- [Set exercise]: Locate each line in the records containing "name". Copy it.
--*--
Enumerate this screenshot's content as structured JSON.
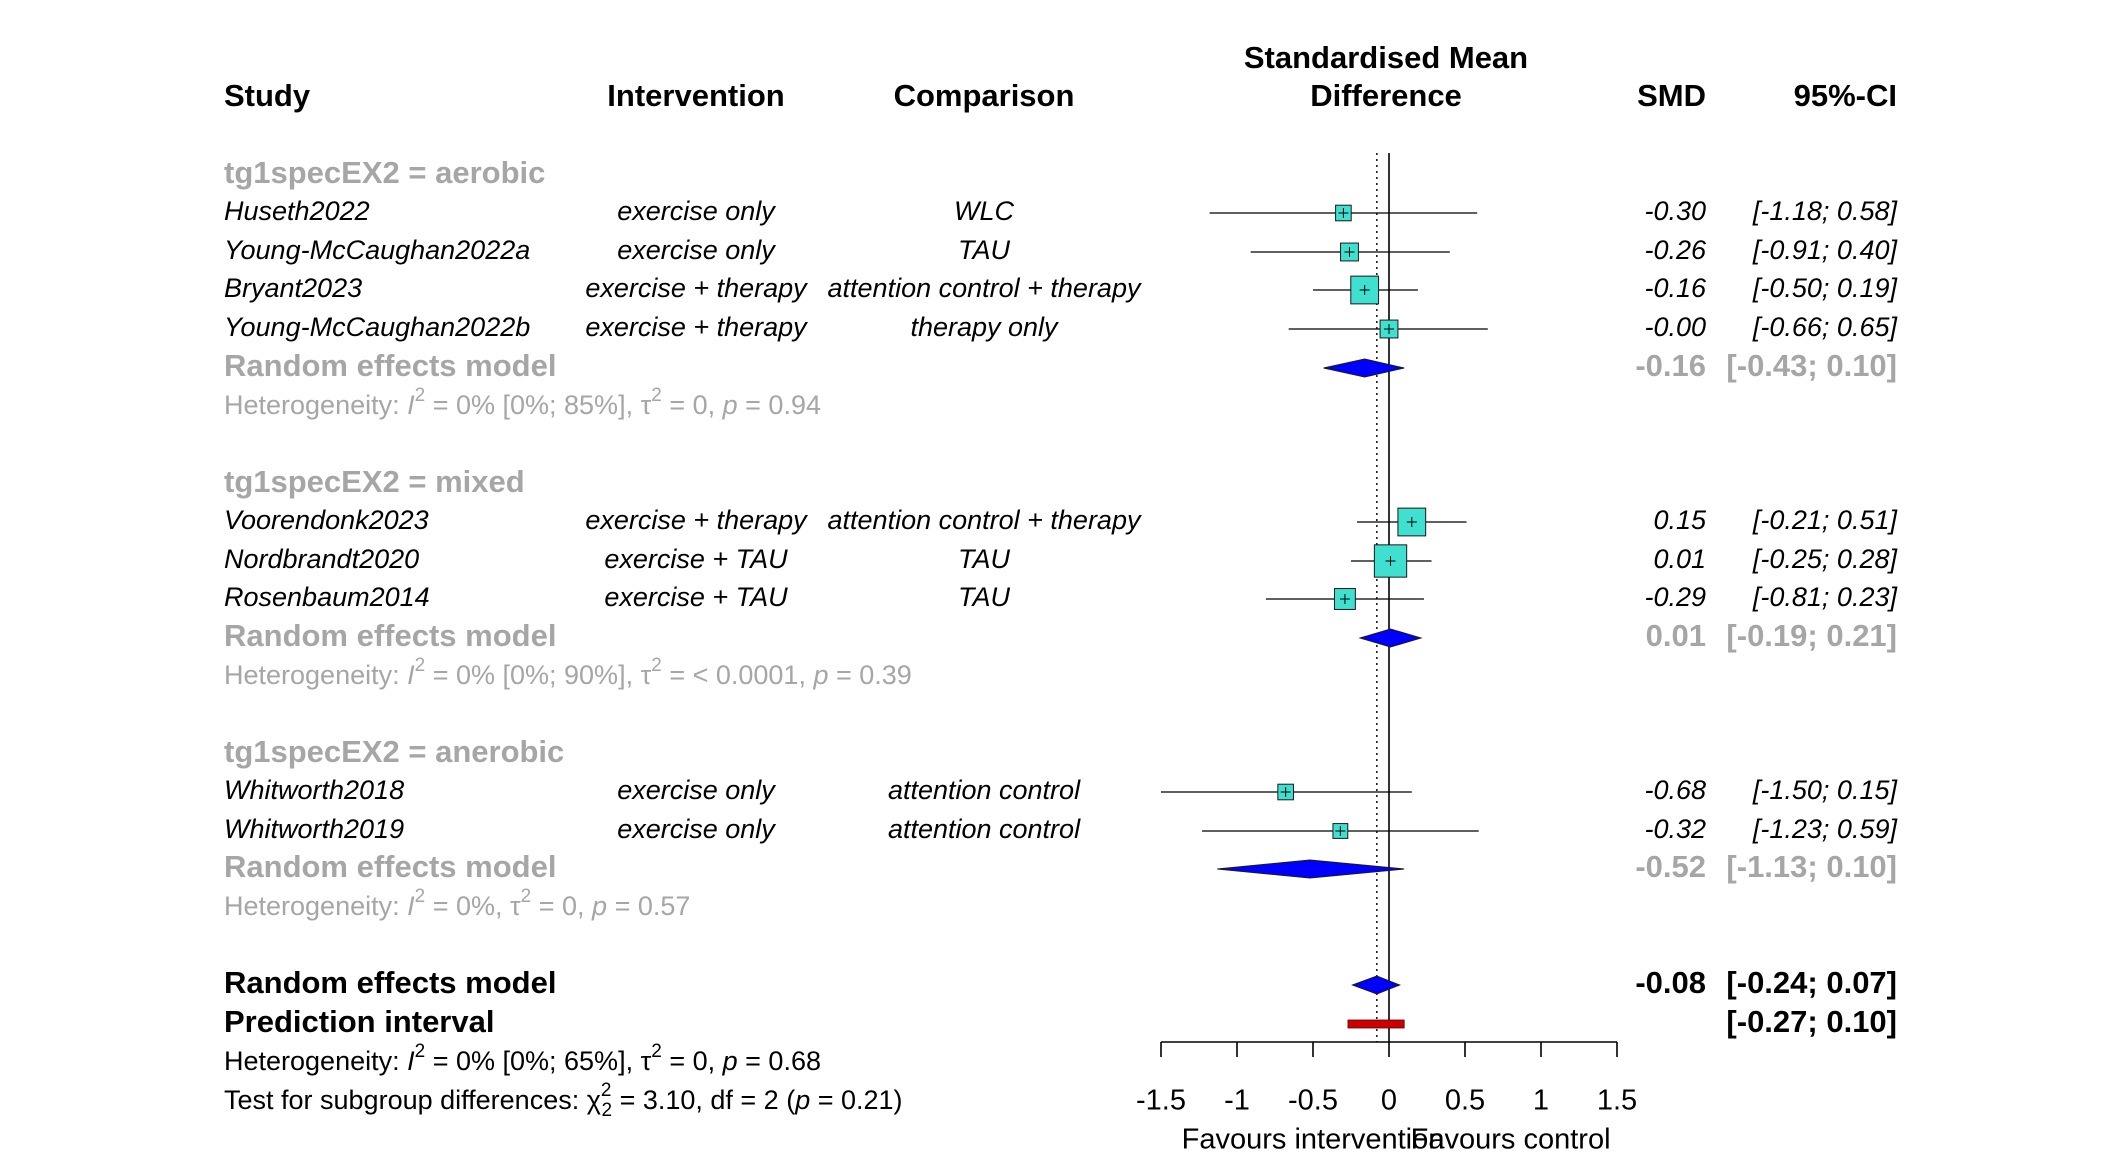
{
  "chart_data": {
    "type": "forest",
    "columns": {
      "study": "Study",
      "intervention": "Intervention",
      "comparison": "Comparison",
      "effect_l1": "Standardised Mean",
      "effect_l2": "Difference",
      "smd": "SMD",
      "ci": "95%-CI"
    },
    "groups": [
      {
        "label": "tg1specEX2 = aerobic",
        "studies": [
          {
            "name": "Huseth2022",
            "intervention": "exercise only",
            "comparison": "WLC",
            "smd": -0.3,
            "lower": -1.18,
            "upper": 0.58,
            "weight": 1,
            "smd_text": "-0.30",
            "ci_text": "[-1.18; 0.58]"
          },
          {
            "name": "Young-McCaughan2022a",
            "intervention": "exercise only",
            "comparison": "TAU",
            "smd": -0.26,
            "lower": -0.91,
            "upper": 0.4,
            "weight": 1.3,
            "smd_text": "-0.26",
            "ci_text": "[-0.91; 0.40]"
          },
          {
            "name": "Bryant2023",
            "intervention": "exercise + therapy",
            "comparison": "attention control + therapy",
            "smd": -0.16,
            "lower": -0.5,
            "upper": 0.19,
            "weight": 2.6,
            "smd_text": "-0.16",
            "ci_text": "[-0.50; 0.19]"
          },
          {
            "name": "Young-McCaughan2022b",
            "intervention": "exercise + therapy",
            "comparison": "therapy only",
            "smd": -0.0,
            "lower": -0.66,
            "upper": 0.65,
            "weight": 1.3,
            "smd_text": "-0.00",
            "ci_text": "[-0.66; 0.65]"
          }
        ],
        "model": {
          "label": "Random effects model",
          "smd": -0.16,
          "lower": -0.43,
          "upper": 0.1,
          "smd_text": "-0.16",
          "ci_text": "[-0.43; 0.10]"
        },
        "heterogeneity": {
          "prefix": "Heterogeneity: ",
          "I": "I",
          "i2": " = 0% [0%; 85%], ",
          "tau": "τ",
          "tau2": " = 0, ",
          "p": "p",
          "pval": " = 0.94"
        }
      },
      {
        "label": "tg1specEX2 = mixed",
        "studies": [
          {
            "name": "Voorendonk2023",
            "intervention": "exercise + therapy",
            "comparison": "attention control + therapy",
            "smd": 0.15,
            "lower": -0.21,
            "upper": 0.51,
            "weight": 2.6,
            "smd_text": "0.15",
            "ci_text": "[-0.21; 0.51]"
          },
          {
            "name": "Nordbrandt2020",
            "intervention": "exercise + TAU",
            "comparison": "TAU",
            "smd": 0.01,
            "lower": -0.25,
            "upper": 0.28,
            "weight": 3.2,
            "smd_text": "0.01",
            "ci_text": "[-0.25; 0.28]"
          },
          {
            "name": "Rosenbaum2014",
            "intervention": "exercise + TAU",
            "comparison": "TAU",
            "smd": -0.29,
            "lower": -0.81,
            "upper": 0.23,
            "weight": 1.7,
            "smd_text": "-0.29",
            "ci_text": "[-0.81; 0.23]"
          }
        ],
        "model": {
          "label": "Random effects model",
          "smd": 0.01,
          "lower": -0.19,
          "upper": 0.21,
          "smd_text": "0.01",
          "ci_text": "[-0.19; 0.21]"
        },
        "heterogeneity": {
          "prefix": "Heterogeneity: ",
          "I": "I",
          "i2": " = 0% [0%; 90%], ",
          "tau": "τ",
          "tau2": " = < 0.0001, ",
          "p": "p",
          "pval": " = 0.39"
        }
      },
      {
        "label": "tg1specEX2 = anerobic",
        "studies": [
          {
            "name": "Whitworth2018",
            "intervention": "exercise only",
            "comparison": "attention control",
            "smd": -0.68,
            "lower": -1.5,
            "upper": 0.15,
            "weight": 1,
            "smd_text": "-0.68",
            "ci_text": "[-1.50; 0.15]"
          },
          {
            "name": "Whitworth2019",
            "intervention": "exercise only",
            "comparison": "attention control",
            "smd": -0.32,
            "lower": -1.23,
            "upper": 0.59,
            "weight": 0.9,
            "smd_text": "-0.32",
            "ci_text": "[-1.23; 0.59]"
          }
        ],
        "model": {
          "label": "Random effects model",
          "smd": -0.52,
          "lower": -1.13,
          "upper": 0.1,
          "smd_text": "-0.52",
          "ci_text": "[-1.13; 0.10]"
        },
        "heterogeneity": {
          "prefix": "Heterogeneity: ",
          "I": "I",
          "i2": " = 0%, ",
          "tau": "τ",
          "tau2": " = 0, ",
          "p": "p",
          "pval": " = 0.57"
        }
      }
    ],
    "overall": {
      "label": "Random effects model",
      "smd": -0.08,
      "lower": -0.24,
      "upper": 0.07,
      "smd_text": "-0.08",
      "ci_text": "[-0.24; 0.07]"
    },
    "prediction": {
      "label": "Prediction interval",
      "lower": -0.27,
      "upper": 0.1,
      "ci_text": "[-0.27; 0.10]"
    },
    "overall_heterogeneity": {
      "prefix": "Heterogeneity: ",
      "I": "I",
      "i2": " = 0% [0%; 65%], ",
      "tau": "τ",
      "tau2": " = 0, ",
      "p": "p",
      "pval": " = 0.68"
    },
    "subgroup_test": {
      "prefix": "Test for subgroup differences: ",
      "chi": "χ",
      "sub": "2",
      "rest1": " = 3.10, df = 2 (",
      "p": "p",
      "rest2": " = 0.21)"
    },
    "x_axis": {
      "ticks": [
        -1.5,
        -1,
        -0.5,
        0,
        0.5,
        1,
        1.5
      ],
      "tick_labels": [
        "-1.5",
        "-1",
        "-0.5",
        "0",
        "0.5",
        "1",
        "1.5"
      ],
      "range": [
        -1.5,
        1.5
      ],
      "label_left": "Favours intervention",
      "label_right": "Favours control"
    },
    "reference_line": 0,
    "overall_dotted_line": -0.08,
    "colors": {
      "square_fill": "#40e0d0",
      "diamond_fill": "#0000ff",
      "prediction_fill": "#cc0000",
      "subgroup_text": "#a6a6a6"
    }
  }
}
--*--
- [Exercise result]:
            "name": "Huseth2022",
            "name": "Young-McCaughan2022a",
            "name": "Bryant2023",
            "name": "Young-McCaughan2022b",
            "name": "Voorendonk2023",
            "name": "Nordbrandt2020",
            "name": "Rosenbaum2014",
            "name": "Whitworth2018",
            "name": "Whitworth2019",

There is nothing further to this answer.